> _Records supplied_:
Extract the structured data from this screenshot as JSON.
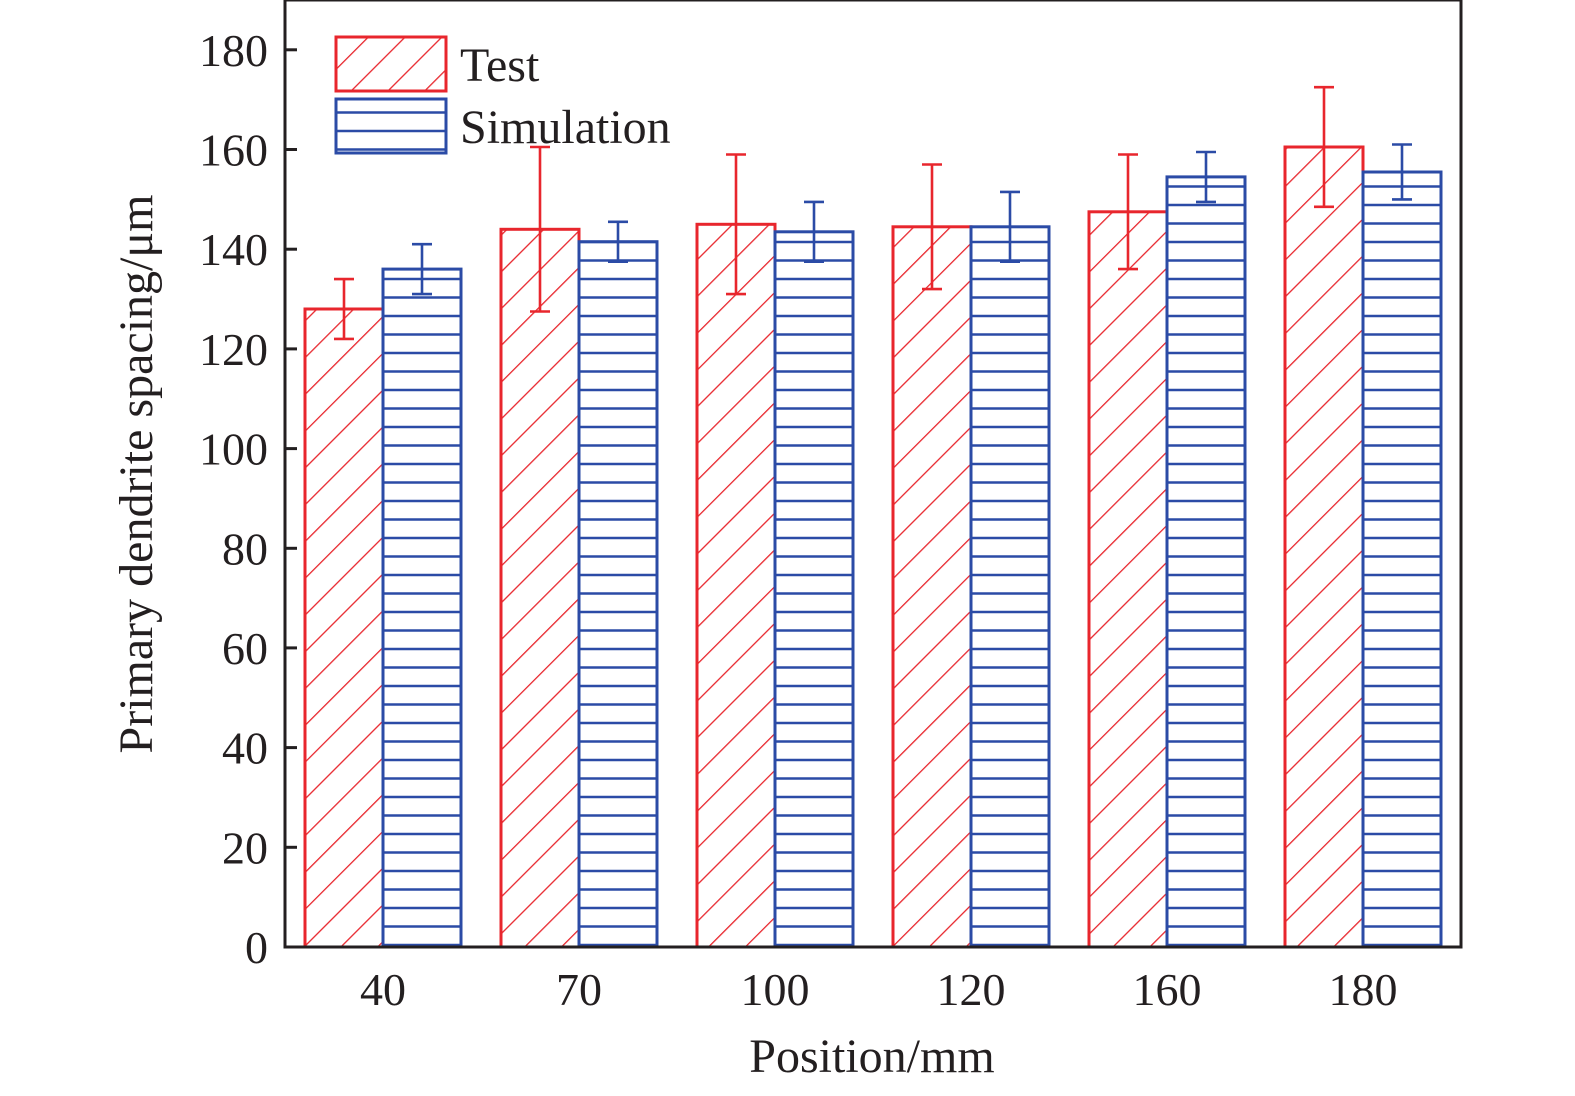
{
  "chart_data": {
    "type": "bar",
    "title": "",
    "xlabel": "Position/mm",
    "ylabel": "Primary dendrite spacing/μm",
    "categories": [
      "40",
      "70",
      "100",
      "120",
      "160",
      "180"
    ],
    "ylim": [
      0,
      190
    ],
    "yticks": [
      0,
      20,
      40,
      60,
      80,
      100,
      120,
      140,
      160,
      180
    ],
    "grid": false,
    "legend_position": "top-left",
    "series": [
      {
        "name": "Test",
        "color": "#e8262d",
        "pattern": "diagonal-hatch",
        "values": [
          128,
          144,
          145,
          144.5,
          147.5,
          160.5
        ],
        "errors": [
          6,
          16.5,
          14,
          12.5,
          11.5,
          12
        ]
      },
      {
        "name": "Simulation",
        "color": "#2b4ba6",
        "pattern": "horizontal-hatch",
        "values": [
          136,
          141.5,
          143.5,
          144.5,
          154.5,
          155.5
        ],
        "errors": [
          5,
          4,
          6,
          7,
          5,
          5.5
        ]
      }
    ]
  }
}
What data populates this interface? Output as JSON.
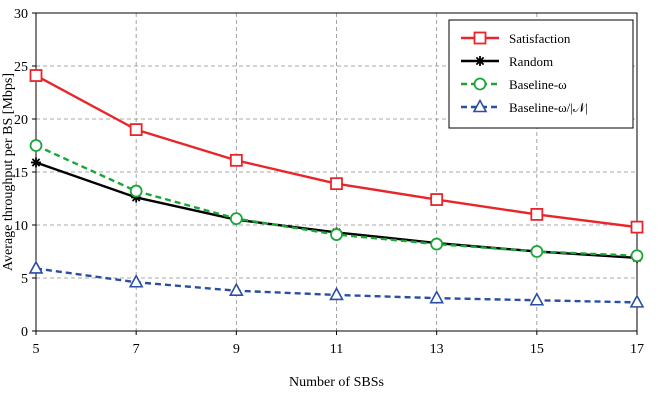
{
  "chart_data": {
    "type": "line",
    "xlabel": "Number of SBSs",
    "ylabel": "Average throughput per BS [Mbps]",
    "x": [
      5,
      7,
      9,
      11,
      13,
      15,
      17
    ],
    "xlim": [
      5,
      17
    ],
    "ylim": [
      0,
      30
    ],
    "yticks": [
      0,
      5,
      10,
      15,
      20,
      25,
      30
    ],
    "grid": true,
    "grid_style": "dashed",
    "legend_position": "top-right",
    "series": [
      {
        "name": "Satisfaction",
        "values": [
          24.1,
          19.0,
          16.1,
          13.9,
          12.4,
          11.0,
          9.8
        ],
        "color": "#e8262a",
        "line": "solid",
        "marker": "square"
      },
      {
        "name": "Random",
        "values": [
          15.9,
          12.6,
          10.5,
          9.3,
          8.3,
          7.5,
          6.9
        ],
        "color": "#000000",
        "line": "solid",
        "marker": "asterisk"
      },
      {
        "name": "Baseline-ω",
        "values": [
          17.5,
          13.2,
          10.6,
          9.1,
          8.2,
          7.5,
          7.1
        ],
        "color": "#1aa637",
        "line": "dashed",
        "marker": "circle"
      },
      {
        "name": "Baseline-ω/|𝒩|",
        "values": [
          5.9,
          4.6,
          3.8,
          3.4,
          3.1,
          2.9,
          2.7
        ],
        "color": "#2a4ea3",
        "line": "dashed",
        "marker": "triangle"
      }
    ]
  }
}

...

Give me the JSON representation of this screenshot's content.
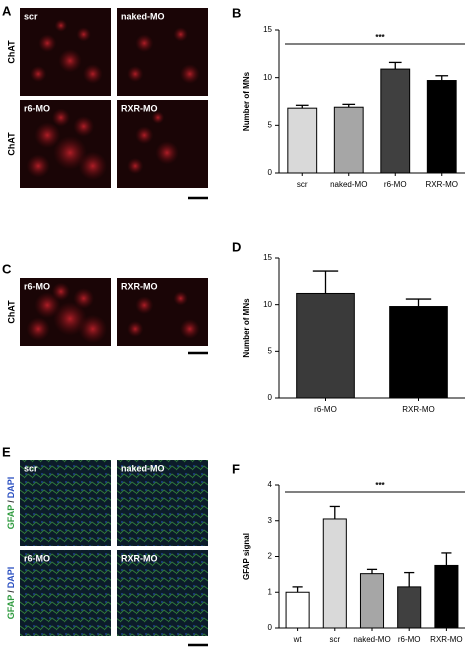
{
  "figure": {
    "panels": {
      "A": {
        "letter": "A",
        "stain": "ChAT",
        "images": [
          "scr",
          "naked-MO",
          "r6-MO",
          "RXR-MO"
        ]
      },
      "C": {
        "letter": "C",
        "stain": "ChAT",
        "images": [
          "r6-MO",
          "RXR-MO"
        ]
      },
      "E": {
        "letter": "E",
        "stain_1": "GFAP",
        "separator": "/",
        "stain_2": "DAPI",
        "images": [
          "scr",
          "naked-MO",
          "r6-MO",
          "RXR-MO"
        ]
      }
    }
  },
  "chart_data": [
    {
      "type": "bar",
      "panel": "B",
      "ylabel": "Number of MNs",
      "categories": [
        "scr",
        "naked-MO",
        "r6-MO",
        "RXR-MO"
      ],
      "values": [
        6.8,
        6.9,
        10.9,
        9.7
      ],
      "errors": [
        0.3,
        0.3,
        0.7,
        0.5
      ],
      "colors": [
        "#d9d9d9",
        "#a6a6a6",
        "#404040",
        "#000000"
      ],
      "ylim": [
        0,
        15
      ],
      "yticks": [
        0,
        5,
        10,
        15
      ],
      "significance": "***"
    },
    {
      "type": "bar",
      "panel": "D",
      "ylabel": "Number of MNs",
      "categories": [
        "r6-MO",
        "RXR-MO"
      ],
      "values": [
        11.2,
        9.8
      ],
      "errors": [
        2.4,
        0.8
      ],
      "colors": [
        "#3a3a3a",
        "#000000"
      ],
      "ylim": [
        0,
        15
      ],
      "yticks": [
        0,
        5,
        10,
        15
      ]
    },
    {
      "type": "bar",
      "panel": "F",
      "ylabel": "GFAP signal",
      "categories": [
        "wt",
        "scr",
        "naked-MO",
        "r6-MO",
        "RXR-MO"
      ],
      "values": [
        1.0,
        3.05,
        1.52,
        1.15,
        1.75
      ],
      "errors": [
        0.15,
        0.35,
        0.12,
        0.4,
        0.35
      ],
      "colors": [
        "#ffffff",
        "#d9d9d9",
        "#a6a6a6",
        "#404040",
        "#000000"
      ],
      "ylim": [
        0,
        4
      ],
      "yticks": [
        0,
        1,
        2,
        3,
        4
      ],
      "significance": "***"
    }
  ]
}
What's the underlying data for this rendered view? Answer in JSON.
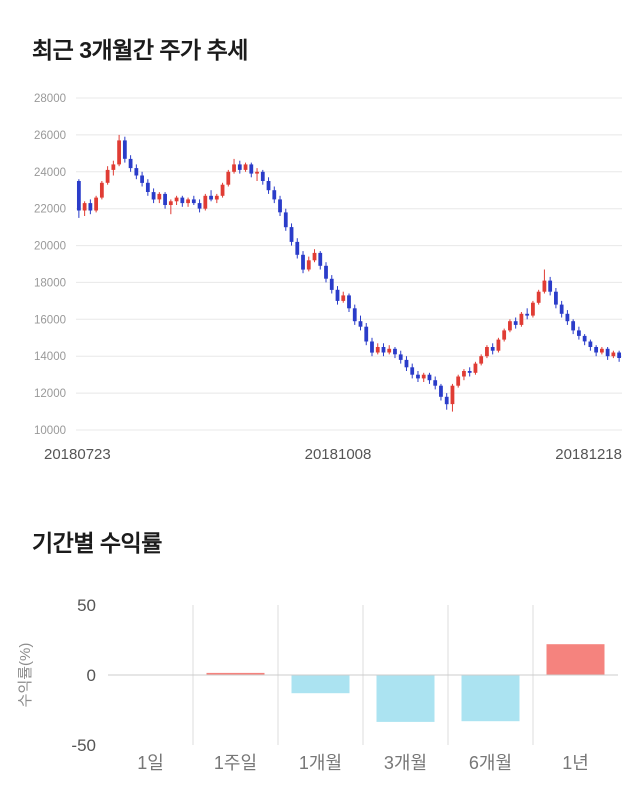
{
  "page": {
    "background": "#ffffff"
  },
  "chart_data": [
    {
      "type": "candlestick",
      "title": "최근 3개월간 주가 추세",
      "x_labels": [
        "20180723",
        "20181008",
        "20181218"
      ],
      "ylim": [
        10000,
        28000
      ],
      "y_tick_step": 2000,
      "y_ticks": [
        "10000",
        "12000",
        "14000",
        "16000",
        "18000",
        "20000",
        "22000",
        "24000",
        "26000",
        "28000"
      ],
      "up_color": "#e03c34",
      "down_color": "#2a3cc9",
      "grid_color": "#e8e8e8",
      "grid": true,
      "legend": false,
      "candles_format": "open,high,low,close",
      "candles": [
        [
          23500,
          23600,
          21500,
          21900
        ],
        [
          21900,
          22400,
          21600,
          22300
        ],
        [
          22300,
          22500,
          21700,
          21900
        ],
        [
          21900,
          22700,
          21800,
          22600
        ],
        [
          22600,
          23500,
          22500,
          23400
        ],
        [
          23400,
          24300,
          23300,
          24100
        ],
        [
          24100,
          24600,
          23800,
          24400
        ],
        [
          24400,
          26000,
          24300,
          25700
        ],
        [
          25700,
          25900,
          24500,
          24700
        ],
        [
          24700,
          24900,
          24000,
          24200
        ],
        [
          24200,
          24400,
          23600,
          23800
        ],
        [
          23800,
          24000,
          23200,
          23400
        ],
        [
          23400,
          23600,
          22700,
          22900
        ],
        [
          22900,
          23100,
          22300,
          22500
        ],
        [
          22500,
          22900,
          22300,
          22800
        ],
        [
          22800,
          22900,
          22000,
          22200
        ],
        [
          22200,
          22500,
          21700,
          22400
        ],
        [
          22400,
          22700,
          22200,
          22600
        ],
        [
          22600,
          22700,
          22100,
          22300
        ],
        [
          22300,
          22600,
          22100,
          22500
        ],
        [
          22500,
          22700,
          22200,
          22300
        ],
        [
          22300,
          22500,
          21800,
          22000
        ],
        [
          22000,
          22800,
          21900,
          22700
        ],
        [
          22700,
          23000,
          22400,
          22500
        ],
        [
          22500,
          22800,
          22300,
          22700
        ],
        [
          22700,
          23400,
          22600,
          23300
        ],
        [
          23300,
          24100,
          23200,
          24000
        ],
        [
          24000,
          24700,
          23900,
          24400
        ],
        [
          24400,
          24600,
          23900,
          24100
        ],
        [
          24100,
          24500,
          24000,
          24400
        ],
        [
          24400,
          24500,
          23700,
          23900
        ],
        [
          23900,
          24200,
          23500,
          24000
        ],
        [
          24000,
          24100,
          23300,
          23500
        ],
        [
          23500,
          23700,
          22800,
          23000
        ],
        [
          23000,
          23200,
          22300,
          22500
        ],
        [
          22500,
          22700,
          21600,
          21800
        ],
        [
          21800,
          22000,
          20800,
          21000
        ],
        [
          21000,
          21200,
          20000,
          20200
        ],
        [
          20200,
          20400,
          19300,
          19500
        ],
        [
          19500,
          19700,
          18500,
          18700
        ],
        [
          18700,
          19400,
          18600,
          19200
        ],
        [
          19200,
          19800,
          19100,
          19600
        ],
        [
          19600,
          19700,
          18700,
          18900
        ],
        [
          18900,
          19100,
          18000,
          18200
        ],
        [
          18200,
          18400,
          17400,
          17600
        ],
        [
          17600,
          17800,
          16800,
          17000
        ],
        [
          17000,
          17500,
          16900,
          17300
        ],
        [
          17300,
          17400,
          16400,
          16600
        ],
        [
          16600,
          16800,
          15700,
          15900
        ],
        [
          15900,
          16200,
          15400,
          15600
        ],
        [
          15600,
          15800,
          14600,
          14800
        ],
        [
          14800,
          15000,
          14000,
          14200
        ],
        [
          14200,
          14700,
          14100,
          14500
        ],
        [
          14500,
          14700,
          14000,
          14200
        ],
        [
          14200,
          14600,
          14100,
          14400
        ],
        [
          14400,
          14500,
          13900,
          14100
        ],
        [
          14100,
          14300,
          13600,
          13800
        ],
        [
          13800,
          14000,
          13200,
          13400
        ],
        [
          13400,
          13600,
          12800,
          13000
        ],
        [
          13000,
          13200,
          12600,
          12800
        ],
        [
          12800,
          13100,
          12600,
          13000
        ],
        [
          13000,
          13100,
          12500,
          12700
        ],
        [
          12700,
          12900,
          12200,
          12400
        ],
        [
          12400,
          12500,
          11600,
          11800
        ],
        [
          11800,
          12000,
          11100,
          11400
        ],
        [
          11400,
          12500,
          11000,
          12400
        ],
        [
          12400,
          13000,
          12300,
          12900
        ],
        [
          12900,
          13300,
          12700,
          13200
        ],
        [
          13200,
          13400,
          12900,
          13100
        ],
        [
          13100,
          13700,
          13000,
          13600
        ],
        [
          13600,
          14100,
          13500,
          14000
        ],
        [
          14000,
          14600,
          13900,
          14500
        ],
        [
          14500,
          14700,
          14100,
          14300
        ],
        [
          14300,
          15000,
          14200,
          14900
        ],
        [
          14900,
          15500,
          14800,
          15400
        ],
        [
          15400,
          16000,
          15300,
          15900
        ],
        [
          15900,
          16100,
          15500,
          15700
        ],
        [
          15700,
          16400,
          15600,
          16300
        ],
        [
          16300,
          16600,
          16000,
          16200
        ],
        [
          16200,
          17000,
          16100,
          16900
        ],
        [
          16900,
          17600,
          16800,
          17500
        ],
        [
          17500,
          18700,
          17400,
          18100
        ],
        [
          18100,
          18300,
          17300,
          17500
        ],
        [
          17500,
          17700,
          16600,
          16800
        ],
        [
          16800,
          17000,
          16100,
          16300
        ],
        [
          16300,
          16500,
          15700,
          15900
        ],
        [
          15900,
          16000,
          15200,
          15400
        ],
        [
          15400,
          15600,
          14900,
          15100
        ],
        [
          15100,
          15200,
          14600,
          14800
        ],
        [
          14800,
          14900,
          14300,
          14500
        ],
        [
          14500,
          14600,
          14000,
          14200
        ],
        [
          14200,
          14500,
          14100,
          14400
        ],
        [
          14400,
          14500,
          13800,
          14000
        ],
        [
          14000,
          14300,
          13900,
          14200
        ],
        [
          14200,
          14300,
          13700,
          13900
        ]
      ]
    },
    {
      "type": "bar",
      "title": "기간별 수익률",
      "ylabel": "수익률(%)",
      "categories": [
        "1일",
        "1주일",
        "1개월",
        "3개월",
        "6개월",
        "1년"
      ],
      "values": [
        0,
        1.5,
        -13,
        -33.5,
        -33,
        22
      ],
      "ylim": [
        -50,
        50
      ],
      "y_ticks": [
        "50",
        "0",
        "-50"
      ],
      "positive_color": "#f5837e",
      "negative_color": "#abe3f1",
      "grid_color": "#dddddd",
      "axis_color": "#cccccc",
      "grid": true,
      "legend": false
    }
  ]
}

> _Problem_:
How many lines in the records hold the string "hatch"? Reply with the number alone.

> _Solution to this exercise_:
2